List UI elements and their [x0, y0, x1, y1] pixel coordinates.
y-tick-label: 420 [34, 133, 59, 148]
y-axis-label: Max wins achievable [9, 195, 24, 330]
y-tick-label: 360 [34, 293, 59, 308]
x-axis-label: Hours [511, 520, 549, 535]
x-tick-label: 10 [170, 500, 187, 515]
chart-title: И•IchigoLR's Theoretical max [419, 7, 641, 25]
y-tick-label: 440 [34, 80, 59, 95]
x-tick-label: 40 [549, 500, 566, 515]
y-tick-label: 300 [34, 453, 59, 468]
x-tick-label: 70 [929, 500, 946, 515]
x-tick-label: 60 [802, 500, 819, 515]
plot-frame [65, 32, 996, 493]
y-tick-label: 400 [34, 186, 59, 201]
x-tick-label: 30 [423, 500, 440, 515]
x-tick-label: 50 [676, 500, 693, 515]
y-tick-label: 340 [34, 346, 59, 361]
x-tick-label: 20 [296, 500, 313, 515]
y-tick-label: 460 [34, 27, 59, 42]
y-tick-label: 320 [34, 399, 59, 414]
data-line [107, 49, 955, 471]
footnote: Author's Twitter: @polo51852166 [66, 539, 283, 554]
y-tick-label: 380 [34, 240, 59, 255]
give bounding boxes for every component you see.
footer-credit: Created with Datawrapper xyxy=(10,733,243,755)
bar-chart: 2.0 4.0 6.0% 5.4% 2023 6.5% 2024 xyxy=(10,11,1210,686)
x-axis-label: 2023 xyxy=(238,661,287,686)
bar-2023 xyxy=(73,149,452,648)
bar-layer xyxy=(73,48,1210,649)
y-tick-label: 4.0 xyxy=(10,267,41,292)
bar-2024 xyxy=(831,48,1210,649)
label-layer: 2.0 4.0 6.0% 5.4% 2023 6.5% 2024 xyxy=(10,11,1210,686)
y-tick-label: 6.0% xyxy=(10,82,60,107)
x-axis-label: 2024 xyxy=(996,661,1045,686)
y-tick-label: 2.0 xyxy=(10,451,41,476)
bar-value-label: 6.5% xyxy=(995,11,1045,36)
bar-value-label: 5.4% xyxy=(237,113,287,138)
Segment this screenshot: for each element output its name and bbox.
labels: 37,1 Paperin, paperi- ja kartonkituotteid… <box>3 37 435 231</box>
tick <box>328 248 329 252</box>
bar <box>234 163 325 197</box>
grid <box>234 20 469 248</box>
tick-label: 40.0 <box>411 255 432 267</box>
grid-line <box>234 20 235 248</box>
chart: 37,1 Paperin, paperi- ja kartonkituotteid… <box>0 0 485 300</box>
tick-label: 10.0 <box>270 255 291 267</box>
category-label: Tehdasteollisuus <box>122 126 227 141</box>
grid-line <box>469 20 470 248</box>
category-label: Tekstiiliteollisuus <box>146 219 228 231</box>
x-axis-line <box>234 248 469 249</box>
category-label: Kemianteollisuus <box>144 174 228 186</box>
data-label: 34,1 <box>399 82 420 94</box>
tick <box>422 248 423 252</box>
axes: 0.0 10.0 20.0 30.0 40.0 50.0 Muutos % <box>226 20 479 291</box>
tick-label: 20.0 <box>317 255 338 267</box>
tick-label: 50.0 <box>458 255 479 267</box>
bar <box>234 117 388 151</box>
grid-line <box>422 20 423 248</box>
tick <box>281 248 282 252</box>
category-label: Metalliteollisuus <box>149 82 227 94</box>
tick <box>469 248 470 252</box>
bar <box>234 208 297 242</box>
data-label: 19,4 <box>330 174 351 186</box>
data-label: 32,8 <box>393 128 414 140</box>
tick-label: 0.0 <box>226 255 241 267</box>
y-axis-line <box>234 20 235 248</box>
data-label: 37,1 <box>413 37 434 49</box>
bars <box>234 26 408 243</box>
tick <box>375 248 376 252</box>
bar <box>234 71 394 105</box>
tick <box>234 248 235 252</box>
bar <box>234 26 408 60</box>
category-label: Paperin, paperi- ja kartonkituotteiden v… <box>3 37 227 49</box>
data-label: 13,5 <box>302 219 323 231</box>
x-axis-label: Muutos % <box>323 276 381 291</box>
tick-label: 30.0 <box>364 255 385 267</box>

▸ **Stated exercise**: Gather every line in the rows above that contains the word "layer".

▸ **Solution for this problem**:
bar-layer xyxy=(73,48,1210,649)
label-layer: 2.0 4.0 6.0% 5.4% 2023 6.5% 2024 xyxy=(10,11,1210,686)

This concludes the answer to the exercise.